** Begin RECORDS PROVIDED **
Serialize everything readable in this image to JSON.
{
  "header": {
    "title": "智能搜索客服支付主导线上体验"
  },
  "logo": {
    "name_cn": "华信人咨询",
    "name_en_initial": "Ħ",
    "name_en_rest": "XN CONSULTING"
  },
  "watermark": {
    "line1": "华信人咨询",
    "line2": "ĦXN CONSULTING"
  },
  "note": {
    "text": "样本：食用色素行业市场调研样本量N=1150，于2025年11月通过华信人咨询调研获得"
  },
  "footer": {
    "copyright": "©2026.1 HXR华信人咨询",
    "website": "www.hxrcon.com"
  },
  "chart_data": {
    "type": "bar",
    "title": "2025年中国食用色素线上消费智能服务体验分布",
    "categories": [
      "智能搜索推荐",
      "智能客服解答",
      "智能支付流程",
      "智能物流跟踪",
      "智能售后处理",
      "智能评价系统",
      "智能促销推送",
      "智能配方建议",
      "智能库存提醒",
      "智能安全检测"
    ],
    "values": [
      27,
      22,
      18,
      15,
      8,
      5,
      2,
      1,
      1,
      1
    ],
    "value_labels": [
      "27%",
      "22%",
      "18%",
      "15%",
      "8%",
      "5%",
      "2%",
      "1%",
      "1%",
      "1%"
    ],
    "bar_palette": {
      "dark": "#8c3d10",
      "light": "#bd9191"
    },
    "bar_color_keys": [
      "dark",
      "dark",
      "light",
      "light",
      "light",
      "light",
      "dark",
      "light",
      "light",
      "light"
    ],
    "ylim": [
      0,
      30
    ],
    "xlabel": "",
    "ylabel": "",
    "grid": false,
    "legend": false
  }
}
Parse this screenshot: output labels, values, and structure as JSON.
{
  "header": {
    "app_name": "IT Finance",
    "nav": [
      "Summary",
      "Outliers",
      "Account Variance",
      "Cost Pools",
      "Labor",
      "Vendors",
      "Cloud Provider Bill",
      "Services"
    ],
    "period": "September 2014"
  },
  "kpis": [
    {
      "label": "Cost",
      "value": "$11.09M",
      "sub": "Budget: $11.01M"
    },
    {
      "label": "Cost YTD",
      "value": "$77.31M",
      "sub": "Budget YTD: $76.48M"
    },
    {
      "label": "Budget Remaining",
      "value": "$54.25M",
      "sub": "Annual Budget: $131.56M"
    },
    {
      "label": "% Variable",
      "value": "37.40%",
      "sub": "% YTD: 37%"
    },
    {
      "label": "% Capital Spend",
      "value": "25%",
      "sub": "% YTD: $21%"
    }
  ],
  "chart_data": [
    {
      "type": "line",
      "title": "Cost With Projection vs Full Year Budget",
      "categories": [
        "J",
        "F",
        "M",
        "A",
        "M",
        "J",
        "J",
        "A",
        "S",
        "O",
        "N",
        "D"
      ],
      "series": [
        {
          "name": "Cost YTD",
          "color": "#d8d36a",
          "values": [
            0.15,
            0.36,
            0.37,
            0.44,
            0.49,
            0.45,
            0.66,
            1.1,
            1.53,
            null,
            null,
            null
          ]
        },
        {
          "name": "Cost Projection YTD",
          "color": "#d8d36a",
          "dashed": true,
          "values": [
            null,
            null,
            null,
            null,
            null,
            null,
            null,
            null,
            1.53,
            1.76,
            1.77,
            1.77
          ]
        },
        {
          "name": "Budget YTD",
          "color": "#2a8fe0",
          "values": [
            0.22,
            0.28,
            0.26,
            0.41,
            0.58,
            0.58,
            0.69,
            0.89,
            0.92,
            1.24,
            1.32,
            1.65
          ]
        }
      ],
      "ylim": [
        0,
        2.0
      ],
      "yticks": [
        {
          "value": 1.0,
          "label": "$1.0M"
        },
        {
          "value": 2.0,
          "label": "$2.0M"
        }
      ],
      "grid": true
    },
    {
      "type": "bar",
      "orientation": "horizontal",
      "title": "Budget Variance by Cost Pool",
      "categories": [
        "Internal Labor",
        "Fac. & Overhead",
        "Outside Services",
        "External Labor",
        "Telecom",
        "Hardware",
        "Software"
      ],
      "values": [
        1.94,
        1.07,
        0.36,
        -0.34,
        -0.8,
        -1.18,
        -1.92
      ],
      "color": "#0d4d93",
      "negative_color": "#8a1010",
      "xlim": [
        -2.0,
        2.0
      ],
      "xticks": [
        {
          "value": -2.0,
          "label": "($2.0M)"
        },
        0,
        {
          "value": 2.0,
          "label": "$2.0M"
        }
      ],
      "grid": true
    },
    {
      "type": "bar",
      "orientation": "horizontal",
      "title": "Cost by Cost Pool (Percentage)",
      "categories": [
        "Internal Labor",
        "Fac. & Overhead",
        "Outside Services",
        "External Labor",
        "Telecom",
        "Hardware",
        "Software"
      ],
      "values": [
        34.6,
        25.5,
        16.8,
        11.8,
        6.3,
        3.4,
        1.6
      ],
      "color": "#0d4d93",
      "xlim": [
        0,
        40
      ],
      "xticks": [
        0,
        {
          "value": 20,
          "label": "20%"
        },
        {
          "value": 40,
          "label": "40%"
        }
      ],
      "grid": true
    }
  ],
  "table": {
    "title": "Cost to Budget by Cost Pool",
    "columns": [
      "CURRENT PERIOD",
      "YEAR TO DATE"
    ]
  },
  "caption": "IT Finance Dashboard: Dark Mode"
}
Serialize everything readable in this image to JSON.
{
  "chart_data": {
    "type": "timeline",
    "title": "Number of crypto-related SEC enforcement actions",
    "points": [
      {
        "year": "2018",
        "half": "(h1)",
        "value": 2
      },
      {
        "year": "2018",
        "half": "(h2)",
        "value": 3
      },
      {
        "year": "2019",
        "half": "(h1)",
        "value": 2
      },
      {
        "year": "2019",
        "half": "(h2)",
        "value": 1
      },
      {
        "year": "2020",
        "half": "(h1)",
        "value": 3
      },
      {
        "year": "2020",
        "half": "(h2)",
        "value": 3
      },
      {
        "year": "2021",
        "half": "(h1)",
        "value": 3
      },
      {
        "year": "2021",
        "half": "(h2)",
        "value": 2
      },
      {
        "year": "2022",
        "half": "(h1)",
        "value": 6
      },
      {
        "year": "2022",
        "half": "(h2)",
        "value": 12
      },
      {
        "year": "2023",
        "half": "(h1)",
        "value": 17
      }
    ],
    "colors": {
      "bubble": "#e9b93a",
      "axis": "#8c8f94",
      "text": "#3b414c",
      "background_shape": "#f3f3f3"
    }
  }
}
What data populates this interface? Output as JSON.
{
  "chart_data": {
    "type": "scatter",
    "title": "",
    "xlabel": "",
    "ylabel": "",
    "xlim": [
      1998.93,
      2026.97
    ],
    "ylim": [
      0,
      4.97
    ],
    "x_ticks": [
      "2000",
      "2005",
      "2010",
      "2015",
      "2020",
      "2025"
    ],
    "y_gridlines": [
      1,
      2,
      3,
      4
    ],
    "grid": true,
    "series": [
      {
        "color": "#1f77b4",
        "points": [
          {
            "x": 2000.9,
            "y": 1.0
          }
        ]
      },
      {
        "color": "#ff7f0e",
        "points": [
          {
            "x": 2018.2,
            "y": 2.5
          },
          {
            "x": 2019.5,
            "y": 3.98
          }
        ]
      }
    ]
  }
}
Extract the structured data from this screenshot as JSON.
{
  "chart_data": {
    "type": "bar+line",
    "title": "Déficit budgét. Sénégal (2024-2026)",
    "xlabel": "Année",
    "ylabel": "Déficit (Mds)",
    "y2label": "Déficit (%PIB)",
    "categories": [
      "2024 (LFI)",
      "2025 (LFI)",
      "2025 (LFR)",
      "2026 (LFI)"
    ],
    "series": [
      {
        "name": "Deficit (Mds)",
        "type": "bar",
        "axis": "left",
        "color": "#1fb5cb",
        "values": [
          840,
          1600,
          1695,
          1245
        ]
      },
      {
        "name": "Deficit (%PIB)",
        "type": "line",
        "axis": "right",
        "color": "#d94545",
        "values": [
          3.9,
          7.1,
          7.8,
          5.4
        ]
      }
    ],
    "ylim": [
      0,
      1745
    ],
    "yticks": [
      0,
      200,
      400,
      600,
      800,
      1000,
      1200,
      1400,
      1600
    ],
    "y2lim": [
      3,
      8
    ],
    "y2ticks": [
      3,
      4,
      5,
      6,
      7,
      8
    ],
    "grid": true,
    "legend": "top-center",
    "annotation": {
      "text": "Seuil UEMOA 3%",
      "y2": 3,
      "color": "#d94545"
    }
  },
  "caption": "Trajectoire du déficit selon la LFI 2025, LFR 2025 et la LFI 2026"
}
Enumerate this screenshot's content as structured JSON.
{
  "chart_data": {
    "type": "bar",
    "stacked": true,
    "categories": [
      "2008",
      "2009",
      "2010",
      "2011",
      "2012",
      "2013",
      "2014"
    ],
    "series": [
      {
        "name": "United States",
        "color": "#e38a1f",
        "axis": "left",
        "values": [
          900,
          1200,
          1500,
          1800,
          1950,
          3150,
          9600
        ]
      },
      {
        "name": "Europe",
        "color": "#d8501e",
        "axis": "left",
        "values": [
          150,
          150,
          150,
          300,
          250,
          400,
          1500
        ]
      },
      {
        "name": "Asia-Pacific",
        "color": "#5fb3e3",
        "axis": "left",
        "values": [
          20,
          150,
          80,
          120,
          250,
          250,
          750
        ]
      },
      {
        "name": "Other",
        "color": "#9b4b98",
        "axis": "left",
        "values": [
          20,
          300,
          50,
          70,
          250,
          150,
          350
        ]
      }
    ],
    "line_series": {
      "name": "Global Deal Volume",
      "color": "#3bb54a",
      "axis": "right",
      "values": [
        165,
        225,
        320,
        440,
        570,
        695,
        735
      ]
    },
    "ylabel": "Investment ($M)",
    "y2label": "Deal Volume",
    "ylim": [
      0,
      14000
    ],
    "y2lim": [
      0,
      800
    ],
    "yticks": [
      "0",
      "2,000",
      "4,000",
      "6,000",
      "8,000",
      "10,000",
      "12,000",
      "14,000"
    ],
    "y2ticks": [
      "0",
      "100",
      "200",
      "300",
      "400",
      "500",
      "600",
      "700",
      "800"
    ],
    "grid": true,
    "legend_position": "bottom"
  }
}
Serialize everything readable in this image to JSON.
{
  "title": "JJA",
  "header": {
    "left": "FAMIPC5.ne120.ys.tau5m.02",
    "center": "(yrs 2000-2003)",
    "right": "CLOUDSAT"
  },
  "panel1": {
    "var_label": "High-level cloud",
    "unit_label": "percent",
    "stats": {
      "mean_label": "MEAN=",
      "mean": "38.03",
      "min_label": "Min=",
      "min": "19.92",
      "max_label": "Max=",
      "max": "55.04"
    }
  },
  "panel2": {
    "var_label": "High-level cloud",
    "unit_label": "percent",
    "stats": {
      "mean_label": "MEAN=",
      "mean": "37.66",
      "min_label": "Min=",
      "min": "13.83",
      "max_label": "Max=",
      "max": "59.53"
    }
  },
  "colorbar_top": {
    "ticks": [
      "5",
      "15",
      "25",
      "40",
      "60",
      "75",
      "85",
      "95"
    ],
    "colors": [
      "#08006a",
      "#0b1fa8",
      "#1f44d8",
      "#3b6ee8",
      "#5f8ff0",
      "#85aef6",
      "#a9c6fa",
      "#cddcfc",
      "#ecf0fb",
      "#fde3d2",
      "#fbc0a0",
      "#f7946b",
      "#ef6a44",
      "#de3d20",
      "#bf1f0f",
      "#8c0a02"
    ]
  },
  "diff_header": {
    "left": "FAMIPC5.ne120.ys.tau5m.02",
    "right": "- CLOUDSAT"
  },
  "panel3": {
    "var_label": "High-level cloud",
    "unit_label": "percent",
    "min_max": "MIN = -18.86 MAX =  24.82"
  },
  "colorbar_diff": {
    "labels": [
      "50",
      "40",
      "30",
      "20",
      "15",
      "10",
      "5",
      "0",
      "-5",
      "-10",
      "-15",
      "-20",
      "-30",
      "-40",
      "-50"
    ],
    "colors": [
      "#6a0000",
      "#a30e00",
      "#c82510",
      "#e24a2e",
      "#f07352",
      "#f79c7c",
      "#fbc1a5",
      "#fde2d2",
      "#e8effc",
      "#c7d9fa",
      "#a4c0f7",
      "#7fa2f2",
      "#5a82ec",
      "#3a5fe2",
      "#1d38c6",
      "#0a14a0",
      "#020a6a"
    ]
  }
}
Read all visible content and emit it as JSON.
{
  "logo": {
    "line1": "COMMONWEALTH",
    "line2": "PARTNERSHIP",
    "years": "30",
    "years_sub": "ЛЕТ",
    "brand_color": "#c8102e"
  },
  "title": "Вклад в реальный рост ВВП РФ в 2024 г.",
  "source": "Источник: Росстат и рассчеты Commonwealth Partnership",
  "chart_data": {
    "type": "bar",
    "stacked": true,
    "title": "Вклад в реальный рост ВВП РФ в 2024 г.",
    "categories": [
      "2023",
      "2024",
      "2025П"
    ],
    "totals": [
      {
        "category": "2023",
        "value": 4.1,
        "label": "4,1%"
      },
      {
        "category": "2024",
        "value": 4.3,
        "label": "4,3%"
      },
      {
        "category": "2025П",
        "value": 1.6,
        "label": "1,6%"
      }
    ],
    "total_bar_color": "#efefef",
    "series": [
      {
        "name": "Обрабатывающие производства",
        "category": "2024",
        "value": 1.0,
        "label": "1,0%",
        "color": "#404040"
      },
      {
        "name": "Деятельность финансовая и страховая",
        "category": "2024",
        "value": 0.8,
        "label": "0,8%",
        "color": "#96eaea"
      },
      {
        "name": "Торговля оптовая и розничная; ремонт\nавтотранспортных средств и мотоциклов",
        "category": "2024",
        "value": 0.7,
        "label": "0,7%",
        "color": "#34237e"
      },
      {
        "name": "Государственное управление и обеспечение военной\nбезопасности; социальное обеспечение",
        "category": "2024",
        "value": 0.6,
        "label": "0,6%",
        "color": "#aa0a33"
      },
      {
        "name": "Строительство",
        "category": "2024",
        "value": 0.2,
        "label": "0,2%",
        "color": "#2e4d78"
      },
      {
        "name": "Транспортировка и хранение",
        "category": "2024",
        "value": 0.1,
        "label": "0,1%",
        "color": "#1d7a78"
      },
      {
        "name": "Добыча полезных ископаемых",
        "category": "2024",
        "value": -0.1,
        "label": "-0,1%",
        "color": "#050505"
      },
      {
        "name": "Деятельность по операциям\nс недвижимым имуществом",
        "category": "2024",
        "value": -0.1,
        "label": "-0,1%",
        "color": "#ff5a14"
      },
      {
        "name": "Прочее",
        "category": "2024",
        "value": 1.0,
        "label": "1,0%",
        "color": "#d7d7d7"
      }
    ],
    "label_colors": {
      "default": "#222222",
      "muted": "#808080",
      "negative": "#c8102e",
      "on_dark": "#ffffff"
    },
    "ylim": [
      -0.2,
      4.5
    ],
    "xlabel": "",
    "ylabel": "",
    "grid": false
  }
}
** End RECORDS PROVIDED **
• [EXERCISE TASK] Search the data for the word "Вклад" and copy each line where it appears.

• [SOLVED EXERCISE]
  "title": "Вклад в реальный рост ВВП РФ в 2024 г.",
    "title": "Вклад в реальный рост ВВП РФ в 2024 г.",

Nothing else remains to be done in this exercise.